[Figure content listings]
────

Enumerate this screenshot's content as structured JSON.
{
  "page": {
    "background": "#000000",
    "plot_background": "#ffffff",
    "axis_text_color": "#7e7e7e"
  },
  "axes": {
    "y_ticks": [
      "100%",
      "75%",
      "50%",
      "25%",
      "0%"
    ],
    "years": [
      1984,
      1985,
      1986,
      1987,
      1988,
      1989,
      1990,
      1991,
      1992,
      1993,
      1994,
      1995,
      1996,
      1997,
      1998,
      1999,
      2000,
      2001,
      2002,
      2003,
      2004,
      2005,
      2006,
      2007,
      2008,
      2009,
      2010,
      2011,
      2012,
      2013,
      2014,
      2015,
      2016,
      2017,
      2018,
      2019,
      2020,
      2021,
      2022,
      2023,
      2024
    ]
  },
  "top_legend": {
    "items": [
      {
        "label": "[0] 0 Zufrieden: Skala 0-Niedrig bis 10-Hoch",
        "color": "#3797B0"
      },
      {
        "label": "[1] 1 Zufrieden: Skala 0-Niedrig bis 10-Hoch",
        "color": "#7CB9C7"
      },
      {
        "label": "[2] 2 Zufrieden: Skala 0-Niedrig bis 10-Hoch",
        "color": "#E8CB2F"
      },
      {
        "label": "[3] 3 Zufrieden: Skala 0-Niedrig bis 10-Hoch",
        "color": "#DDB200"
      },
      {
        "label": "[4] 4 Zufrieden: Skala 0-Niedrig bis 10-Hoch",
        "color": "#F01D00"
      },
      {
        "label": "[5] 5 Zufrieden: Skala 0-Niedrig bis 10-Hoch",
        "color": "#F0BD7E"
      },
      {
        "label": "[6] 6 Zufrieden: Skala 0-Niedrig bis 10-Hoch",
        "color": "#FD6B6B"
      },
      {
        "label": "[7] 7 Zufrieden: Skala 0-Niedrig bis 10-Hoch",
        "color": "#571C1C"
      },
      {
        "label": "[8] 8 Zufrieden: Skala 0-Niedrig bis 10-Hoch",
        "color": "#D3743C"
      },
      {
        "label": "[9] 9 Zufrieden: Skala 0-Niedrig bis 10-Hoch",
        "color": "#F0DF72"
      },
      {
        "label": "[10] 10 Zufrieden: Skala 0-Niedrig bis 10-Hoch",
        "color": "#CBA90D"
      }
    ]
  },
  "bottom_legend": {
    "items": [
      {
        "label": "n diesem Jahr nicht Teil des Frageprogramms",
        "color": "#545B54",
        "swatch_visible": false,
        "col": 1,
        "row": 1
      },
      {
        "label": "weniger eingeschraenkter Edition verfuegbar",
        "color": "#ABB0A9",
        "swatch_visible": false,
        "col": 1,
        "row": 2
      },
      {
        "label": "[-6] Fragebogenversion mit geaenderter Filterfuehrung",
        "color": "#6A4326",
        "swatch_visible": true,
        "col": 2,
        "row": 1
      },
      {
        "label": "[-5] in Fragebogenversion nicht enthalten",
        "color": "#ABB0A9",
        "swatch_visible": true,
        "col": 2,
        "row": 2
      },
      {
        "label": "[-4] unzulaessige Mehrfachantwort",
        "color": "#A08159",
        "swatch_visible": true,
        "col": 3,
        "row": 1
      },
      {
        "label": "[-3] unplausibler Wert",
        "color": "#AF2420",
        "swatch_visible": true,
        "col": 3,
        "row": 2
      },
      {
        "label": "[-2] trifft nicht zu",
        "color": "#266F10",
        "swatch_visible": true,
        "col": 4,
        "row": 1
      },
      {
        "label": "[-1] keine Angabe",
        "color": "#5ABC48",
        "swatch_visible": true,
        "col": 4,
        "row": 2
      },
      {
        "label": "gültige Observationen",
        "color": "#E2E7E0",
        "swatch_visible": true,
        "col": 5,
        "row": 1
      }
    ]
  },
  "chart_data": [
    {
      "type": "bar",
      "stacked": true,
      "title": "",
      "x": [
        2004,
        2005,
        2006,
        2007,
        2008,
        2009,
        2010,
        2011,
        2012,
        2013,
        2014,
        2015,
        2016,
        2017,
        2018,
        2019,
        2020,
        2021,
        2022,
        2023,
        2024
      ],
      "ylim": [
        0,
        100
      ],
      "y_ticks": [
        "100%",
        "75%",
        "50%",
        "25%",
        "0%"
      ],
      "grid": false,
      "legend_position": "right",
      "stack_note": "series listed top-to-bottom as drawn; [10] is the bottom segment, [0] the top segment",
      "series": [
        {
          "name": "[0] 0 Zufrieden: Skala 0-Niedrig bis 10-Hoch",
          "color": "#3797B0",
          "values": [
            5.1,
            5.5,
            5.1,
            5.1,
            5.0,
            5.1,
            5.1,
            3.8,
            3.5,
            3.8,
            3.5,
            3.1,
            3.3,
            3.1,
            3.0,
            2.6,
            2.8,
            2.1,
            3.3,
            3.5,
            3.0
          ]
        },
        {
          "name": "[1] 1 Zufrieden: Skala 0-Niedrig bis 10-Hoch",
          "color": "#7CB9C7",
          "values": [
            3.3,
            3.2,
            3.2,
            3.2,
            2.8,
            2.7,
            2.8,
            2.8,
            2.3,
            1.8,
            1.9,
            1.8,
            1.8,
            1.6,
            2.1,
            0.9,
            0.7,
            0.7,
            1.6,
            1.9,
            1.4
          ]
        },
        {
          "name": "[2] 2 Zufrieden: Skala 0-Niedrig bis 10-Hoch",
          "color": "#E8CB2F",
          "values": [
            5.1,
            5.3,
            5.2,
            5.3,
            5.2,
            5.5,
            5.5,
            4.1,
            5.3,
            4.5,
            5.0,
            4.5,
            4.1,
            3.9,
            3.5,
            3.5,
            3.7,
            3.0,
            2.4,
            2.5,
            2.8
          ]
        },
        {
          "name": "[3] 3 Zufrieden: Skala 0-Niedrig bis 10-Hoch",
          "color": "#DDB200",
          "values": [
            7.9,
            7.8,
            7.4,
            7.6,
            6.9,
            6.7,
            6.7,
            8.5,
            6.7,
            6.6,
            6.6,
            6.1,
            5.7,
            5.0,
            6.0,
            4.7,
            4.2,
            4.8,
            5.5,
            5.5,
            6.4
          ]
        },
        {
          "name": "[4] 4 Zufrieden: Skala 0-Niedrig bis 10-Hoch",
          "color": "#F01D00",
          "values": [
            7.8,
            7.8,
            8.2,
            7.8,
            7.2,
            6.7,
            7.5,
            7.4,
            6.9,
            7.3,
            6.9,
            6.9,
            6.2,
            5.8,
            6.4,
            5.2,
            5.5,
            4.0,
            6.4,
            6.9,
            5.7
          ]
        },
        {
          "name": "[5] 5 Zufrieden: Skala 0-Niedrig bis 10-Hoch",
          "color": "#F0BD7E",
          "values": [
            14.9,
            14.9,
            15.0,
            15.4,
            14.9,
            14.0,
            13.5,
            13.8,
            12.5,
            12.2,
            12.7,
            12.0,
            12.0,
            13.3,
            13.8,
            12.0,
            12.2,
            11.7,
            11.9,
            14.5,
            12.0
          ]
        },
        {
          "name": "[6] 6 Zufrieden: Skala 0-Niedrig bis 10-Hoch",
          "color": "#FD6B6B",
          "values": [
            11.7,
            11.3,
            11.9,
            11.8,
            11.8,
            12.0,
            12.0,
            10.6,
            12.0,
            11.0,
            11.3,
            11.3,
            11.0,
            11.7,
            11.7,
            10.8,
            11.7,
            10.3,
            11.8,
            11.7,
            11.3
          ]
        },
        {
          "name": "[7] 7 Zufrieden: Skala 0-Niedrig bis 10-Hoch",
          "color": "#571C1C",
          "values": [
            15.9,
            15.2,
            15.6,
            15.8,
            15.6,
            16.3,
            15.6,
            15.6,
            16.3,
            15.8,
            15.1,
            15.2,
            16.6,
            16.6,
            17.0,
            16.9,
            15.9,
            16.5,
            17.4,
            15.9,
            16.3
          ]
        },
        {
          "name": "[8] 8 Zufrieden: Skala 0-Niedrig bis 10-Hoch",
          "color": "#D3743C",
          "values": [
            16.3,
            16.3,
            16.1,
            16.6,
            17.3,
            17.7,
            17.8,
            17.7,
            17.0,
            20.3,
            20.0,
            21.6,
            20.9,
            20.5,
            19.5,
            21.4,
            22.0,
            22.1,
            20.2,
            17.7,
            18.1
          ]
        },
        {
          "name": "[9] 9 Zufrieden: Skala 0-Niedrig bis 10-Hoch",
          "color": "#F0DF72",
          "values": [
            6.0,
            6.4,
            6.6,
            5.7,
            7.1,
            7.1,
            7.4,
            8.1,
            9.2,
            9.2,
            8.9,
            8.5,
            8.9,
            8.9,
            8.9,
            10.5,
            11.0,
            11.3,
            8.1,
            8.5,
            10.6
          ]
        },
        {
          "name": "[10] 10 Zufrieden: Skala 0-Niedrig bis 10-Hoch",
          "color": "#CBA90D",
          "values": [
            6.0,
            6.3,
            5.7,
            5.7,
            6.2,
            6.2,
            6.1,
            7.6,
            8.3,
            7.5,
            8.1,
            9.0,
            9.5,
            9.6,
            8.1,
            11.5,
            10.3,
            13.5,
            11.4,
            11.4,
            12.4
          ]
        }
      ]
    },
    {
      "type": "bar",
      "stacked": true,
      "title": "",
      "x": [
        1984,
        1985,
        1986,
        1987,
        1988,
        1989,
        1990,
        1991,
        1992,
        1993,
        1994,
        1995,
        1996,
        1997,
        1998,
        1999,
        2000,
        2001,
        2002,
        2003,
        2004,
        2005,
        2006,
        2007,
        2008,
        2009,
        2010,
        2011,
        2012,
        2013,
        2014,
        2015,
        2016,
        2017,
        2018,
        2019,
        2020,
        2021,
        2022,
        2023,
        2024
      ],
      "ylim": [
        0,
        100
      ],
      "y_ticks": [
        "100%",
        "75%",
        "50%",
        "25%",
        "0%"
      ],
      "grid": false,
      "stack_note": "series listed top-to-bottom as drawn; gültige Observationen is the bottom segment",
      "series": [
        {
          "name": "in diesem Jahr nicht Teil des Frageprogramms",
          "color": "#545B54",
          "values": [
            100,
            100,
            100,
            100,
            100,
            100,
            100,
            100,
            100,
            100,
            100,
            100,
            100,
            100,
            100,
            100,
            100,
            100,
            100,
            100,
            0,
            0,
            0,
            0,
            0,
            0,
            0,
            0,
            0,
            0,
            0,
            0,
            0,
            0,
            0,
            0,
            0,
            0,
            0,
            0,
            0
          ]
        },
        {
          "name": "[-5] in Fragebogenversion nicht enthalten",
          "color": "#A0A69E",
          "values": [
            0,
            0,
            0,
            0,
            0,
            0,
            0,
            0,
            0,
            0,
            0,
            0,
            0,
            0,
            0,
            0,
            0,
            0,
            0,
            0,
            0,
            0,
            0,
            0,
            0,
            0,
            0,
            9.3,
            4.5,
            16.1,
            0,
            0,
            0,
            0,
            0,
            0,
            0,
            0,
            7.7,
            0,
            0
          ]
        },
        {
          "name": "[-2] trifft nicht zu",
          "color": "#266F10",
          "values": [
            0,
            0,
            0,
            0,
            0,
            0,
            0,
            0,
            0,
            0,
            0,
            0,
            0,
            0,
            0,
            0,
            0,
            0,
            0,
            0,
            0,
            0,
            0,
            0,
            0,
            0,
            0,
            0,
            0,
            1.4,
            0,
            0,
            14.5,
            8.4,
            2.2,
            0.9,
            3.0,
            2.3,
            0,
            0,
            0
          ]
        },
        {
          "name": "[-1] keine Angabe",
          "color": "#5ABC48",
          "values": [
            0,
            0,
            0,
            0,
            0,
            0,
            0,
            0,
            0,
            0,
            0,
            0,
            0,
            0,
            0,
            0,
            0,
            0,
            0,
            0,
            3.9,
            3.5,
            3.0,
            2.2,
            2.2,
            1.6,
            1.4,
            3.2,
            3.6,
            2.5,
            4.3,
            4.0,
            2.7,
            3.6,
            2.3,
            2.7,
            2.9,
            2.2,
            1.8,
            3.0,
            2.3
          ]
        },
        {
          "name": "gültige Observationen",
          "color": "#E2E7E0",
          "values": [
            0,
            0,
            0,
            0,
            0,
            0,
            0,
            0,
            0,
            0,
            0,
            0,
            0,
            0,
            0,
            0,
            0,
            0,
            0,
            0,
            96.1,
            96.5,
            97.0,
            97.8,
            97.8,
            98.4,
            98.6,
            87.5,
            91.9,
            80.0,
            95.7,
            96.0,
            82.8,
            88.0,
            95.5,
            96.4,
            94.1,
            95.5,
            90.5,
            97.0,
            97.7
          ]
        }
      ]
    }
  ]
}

────

• _Direction_
Pull out all lines containing the word "segment" from the entries above.

• _Final answer_
      "stack_note": "series listed top-to-bottom as drawn; [10] is the bottom segment, [0] the top segment",
      "stack_note": "series listed top-to-bottom as drawn; gültige Observationen is the bottom segment",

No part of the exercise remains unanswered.